Required task => Rewrite the lines between the one holding "Enumerate the UI" and the one holding "legend-label: -18 bbox=[134, 393, 141, 397]", inclusive, changing "cold-anomaly" to "cold-region" and keeping everything else the same.

Start Supplied material

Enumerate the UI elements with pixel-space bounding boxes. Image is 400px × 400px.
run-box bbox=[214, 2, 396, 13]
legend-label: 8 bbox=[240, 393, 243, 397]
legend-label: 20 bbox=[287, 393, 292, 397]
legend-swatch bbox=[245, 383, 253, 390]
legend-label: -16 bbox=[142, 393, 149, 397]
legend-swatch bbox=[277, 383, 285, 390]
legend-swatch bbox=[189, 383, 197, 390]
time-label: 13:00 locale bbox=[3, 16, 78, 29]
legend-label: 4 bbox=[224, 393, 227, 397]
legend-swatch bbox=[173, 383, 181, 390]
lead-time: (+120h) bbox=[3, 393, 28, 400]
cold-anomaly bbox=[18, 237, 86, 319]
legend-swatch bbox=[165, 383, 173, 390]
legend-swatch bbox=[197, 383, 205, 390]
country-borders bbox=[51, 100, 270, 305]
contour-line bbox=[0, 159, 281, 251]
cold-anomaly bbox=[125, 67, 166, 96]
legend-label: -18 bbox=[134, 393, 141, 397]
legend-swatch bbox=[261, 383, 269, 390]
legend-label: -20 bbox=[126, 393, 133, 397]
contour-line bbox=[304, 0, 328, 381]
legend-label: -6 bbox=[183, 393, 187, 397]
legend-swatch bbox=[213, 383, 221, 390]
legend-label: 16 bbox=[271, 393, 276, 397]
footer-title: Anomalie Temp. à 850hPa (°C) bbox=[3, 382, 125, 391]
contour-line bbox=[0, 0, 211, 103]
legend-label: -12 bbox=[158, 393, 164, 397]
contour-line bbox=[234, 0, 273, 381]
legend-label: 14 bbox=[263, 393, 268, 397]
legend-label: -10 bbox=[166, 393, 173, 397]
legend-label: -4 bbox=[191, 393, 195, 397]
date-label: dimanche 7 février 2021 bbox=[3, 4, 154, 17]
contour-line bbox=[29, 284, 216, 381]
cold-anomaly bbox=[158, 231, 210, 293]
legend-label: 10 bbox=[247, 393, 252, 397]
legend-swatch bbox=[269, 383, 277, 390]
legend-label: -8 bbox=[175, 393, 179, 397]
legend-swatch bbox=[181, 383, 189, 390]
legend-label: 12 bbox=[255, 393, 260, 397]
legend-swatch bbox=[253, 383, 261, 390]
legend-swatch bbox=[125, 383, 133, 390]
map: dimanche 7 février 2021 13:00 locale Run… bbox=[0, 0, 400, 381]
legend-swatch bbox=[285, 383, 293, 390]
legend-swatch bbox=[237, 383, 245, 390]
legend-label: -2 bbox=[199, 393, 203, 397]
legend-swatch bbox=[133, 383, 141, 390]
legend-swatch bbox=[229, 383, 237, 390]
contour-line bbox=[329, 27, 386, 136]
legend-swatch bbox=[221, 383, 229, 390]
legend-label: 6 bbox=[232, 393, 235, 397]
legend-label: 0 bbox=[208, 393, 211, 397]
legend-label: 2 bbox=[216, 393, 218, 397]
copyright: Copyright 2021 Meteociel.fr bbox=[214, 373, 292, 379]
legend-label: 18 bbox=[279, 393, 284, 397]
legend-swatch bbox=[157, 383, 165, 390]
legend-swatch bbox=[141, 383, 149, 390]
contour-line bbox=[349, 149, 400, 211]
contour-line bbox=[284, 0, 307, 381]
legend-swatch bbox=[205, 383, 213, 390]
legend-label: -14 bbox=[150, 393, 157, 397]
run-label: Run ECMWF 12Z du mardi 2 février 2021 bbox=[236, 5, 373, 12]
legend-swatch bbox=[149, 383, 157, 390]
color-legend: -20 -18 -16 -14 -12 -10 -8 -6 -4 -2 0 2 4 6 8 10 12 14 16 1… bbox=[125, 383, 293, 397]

End Supplied material
Start Supplied material

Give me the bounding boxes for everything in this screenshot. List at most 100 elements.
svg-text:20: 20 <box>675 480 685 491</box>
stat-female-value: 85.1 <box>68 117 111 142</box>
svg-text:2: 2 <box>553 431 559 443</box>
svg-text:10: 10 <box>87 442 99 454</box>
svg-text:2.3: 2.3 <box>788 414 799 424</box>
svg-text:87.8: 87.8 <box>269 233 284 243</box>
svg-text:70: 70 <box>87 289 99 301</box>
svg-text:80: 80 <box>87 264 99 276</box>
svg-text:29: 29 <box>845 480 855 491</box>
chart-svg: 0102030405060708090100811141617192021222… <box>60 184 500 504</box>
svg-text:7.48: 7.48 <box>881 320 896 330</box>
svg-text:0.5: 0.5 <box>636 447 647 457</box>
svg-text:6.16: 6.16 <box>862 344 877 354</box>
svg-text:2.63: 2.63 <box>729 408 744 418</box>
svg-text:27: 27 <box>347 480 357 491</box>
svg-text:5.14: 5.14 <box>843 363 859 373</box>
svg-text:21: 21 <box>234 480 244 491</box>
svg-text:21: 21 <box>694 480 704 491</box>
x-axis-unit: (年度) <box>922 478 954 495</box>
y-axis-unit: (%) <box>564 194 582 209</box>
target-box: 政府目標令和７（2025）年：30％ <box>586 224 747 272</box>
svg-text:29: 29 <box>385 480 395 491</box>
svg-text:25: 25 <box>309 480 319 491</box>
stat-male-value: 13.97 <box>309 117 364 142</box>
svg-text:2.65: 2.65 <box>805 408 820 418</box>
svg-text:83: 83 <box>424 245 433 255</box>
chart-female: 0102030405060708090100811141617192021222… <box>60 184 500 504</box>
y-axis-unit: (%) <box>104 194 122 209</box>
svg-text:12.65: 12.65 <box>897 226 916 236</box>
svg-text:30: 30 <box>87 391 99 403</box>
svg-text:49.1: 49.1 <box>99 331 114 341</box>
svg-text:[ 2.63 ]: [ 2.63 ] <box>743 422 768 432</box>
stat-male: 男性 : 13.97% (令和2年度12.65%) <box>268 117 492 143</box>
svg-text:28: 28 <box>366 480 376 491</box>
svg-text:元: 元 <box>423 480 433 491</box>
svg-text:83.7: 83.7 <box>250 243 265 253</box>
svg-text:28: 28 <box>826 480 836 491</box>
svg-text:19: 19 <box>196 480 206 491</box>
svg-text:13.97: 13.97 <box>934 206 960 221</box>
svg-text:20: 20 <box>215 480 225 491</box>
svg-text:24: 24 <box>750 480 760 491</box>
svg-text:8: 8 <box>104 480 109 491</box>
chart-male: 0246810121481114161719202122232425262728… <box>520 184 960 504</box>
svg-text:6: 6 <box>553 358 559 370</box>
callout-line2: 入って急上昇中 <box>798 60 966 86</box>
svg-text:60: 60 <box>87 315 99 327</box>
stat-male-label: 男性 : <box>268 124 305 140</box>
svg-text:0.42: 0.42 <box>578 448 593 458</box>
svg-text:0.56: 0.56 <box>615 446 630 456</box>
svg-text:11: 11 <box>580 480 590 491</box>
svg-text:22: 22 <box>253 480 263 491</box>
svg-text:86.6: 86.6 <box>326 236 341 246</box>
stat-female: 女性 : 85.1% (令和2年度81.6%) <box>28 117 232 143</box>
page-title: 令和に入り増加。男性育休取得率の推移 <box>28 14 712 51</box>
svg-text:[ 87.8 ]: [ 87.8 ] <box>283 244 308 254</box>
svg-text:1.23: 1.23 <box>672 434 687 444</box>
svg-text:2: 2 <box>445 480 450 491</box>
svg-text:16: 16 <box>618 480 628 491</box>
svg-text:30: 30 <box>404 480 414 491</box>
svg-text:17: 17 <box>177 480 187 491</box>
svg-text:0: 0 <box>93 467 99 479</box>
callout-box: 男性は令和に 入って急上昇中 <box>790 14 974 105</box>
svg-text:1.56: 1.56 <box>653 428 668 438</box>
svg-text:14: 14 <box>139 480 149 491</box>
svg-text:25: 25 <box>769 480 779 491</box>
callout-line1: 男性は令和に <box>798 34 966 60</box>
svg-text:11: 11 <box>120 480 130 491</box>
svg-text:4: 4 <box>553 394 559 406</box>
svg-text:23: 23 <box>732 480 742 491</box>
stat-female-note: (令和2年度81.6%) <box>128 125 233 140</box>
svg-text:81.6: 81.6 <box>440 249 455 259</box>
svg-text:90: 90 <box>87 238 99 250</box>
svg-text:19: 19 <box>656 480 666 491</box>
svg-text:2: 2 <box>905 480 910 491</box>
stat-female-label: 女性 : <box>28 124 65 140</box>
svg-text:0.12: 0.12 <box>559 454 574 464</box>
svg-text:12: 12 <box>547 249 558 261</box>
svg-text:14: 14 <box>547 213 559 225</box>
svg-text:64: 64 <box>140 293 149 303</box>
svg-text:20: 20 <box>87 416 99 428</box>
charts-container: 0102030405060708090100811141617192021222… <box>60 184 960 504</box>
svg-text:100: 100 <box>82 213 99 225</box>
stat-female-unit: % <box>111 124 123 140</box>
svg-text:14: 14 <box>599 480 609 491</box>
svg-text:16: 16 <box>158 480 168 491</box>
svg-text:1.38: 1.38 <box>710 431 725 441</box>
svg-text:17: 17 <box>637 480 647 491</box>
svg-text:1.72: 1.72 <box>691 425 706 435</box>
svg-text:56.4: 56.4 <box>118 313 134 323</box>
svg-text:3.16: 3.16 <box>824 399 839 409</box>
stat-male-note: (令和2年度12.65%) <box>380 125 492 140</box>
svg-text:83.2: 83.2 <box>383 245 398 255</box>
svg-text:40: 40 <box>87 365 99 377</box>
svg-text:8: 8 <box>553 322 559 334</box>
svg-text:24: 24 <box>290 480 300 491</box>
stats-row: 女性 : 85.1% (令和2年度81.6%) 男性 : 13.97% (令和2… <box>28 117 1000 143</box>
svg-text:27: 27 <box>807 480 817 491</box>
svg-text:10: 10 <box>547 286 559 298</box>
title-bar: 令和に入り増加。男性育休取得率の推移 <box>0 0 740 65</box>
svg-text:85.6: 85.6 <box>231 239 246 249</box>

End Supplied material

Exercise output =>
Enumerate the UI elements with pixel-space bounding boxes. Image is 400px × 400px.
run-box bbox=[214, 2, 396, 13]
legend-label: 8 bbox=[240, 393, 243, 397]
legend-label: 20 bbox=[287, 393, 292, 397]
legend-swatch bbox=[245, 383, 253, 390]
legend-label: -16 bbox=[142, 393, 149, 397]
legend-swatch bbox=[277, 383, 285, 390]
legend-swatch bbox=[189, 383, 197, 390]
time-label: 13:00 locale bbox=[3, 16, 78, 29]
legend-label: 4 bbox=[224, 393, 227, 397]
legend-swatch bbox=[173, 383, 181, 390]
lead-time: (+120h) bbox=[3, 393, 28, 400]
cold-region bbox=[18, 237, 86, 319]
legend-swatch bbox=[165, 383, 173, 390]
legend-swatch bbox=[197, 383, 205, 390]
country-borders bbox=[51, 100, 270, 305]
contour-line bbox=[0, 159, 281, 251]
cold-region bbox=[125, 67, 166, 96]
legend-label: -18 bbox=[134, 393, 141, 397]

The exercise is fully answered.